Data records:
=======
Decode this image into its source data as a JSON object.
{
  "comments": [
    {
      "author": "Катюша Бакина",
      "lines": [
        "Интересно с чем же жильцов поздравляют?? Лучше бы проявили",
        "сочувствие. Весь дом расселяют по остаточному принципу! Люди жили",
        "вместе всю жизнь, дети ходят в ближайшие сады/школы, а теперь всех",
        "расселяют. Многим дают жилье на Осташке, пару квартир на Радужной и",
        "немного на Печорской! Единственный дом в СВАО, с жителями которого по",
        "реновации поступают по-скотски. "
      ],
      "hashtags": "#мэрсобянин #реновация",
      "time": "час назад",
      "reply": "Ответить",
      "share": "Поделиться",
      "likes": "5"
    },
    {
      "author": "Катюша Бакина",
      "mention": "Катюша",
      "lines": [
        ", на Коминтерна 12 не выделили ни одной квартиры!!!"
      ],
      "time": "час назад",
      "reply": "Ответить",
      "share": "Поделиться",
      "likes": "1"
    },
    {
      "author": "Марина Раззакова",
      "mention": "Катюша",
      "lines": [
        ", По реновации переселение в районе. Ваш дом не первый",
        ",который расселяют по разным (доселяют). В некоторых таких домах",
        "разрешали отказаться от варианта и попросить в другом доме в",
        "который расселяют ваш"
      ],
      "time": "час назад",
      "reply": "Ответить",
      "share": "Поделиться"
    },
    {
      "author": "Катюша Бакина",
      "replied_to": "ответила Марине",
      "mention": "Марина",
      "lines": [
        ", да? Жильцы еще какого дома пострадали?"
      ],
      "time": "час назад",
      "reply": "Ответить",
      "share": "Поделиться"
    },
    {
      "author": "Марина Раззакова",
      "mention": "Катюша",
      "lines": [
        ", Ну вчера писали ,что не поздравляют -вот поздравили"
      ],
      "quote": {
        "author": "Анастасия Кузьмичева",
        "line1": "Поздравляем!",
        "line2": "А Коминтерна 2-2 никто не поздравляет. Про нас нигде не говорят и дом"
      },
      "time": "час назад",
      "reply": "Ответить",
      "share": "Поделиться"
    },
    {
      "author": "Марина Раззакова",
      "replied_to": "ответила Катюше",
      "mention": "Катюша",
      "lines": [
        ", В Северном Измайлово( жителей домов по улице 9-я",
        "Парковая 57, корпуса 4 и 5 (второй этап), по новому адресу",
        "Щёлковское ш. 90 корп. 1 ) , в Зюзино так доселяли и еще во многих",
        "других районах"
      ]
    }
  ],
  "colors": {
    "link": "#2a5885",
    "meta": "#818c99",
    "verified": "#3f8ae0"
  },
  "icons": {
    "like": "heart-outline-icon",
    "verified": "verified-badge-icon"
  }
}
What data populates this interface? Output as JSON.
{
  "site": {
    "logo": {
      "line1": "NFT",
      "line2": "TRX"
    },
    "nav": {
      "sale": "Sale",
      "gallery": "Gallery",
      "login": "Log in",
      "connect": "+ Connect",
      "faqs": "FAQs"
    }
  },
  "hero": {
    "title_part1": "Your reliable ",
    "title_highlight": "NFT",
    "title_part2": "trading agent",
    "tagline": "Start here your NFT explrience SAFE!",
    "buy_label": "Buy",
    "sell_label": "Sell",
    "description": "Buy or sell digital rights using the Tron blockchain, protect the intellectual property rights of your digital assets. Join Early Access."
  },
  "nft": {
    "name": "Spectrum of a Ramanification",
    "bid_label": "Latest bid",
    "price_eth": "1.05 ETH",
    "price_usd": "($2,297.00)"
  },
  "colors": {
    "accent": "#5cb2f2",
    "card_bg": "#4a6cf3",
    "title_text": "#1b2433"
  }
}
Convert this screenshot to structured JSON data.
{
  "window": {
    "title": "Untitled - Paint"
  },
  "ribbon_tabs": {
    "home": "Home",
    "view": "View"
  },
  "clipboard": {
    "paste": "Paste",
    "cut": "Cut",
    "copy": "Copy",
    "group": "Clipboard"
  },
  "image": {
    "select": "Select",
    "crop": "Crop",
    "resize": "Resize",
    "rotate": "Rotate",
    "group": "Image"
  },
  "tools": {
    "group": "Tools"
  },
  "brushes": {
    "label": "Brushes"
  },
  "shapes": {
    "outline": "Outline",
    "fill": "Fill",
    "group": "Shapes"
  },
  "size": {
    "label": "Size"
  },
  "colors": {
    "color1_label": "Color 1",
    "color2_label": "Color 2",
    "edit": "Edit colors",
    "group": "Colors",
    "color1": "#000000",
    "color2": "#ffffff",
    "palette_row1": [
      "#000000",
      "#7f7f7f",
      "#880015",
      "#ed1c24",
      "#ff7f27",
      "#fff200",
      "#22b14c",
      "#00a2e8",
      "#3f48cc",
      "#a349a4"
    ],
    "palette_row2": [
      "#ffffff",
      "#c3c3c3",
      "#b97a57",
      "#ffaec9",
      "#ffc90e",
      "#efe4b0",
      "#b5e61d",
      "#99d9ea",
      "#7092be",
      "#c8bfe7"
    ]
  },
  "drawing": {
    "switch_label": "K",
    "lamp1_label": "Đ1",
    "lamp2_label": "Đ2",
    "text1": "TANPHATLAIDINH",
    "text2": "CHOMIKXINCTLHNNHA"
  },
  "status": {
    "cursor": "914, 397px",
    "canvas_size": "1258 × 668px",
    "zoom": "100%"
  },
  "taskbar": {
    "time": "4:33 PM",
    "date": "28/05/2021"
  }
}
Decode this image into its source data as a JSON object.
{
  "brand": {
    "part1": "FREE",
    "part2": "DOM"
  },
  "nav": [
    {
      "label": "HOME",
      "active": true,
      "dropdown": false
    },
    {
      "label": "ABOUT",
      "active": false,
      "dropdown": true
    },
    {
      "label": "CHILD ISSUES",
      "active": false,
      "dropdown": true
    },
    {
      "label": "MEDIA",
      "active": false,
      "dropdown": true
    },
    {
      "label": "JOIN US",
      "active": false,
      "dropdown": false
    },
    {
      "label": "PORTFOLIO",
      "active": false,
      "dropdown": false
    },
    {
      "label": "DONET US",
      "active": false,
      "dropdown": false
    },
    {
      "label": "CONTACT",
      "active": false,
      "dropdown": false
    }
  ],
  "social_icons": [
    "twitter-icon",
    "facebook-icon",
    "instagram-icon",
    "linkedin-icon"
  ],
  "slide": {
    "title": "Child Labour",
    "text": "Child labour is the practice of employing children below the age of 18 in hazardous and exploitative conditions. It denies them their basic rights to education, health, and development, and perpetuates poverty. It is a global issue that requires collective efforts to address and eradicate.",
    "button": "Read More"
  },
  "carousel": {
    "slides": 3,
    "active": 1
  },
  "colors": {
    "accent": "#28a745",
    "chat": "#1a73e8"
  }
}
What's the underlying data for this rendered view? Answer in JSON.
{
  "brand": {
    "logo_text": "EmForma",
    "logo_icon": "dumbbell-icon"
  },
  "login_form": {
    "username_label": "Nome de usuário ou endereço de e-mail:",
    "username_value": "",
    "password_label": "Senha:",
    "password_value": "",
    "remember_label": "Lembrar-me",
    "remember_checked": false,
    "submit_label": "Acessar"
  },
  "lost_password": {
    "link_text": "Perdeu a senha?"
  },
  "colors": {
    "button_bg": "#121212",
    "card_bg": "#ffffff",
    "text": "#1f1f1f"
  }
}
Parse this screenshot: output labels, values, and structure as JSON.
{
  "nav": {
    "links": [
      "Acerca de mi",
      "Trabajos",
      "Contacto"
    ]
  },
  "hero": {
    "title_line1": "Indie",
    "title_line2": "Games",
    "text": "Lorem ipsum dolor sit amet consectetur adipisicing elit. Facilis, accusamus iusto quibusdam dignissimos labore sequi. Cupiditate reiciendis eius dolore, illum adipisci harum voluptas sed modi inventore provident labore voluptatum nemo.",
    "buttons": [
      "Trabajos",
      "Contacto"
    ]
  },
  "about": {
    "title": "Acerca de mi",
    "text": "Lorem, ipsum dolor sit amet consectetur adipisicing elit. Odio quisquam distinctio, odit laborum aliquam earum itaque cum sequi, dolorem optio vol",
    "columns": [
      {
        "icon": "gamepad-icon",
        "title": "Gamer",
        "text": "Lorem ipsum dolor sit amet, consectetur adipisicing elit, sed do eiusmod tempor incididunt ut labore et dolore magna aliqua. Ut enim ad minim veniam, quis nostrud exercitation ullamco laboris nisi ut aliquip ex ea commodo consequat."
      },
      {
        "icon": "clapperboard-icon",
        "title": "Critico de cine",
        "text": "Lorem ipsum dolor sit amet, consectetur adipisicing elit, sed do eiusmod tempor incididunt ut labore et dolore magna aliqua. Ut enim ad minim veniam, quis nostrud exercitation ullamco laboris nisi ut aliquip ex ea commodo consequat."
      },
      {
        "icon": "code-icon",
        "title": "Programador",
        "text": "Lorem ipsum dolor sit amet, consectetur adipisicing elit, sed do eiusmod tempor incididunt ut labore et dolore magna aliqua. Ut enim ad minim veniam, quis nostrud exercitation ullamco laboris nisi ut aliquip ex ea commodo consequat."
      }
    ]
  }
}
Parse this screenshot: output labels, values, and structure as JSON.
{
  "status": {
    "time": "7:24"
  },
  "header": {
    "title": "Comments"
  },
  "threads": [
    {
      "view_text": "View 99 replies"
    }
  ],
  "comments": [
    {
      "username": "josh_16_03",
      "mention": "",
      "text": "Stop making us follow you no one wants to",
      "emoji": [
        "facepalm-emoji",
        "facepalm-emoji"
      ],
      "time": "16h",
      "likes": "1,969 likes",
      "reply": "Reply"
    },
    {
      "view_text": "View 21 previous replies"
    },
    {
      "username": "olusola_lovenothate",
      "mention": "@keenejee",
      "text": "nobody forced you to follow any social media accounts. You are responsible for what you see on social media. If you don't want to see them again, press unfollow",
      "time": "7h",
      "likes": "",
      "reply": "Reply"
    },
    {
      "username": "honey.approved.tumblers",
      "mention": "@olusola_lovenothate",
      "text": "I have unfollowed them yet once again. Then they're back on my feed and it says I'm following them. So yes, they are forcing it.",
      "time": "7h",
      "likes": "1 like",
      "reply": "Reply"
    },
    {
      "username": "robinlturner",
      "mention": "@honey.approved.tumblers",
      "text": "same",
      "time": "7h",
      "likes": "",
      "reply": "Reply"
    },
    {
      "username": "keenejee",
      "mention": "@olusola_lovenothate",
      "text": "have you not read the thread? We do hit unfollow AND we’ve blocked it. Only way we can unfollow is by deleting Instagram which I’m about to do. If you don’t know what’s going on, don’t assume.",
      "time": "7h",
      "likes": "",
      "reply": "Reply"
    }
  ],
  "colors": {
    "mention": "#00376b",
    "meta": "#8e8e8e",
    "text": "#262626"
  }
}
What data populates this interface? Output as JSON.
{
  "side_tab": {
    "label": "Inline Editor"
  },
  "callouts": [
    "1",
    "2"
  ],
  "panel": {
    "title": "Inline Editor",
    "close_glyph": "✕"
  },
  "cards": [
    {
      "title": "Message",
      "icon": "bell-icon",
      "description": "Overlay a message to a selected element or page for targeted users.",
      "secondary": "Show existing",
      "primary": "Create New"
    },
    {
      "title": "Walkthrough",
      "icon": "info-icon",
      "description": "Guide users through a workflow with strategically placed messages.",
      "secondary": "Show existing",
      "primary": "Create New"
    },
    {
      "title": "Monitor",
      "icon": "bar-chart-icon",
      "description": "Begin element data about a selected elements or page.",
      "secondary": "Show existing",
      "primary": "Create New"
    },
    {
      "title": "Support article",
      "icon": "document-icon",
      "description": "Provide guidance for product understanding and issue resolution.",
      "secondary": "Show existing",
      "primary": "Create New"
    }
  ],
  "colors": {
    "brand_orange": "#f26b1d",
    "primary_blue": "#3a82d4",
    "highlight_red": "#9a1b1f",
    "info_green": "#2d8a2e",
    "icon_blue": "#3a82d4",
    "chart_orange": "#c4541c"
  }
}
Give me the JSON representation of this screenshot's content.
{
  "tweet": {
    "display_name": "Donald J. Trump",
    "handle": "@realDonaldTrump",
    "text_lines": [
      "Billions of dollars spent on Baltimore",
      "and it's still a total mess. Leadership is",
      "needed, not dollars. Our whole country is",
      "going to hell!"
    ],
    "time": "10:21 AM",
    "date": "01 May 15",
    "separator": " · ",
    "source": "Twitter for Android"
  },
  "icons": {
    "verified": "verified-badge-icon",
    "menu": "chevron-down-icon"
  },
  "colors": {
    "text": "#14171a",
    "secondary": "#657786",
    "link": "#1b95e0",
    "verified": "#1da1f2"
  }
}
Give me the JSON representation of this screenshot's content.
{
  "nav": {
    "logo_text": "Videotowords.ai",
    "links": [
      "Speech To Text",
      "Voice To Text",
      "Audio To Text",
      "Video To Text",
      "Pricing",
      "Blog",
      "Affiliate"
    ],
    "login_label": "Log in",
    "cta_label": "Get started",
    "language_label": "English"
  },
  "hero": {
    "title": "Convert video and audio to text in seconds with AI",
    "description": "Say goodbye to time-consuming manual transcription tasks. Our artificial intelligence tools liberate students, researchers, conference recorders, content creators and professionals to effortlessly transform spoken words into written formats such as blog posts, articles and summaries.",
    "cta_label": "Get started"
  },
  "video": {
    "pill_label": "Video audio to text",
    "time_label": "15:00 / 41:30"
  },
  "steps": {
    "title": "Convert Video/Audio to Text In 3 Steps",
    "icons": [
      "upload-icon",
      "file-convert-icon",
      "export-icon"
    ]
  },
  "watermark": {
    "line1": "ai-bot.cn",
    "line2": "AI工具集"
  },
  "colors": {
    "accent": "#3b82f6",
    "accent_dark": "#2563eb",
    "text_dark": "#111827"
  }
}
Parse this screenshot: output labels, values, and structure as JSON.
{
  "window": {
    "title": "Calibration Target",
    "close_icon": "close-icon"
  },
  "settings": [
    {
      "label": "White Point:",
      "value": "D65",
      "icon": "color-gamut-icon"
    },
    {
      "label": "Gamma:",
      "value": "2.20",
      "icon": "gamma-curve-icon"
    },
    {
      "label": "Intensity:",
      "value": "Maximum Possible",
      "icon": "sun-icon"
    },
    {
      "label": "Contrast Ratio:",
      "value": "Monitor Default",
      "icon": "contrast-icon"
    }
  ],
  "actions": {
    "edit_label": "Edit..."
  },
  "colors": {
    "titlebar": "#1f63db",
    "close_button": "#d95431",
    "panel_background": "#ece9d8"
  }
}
=======
What to produce
Track down every line with the word "outline" and copy it.

Final result
    "like": "heart-outline-icon",
    "outline": "Outline",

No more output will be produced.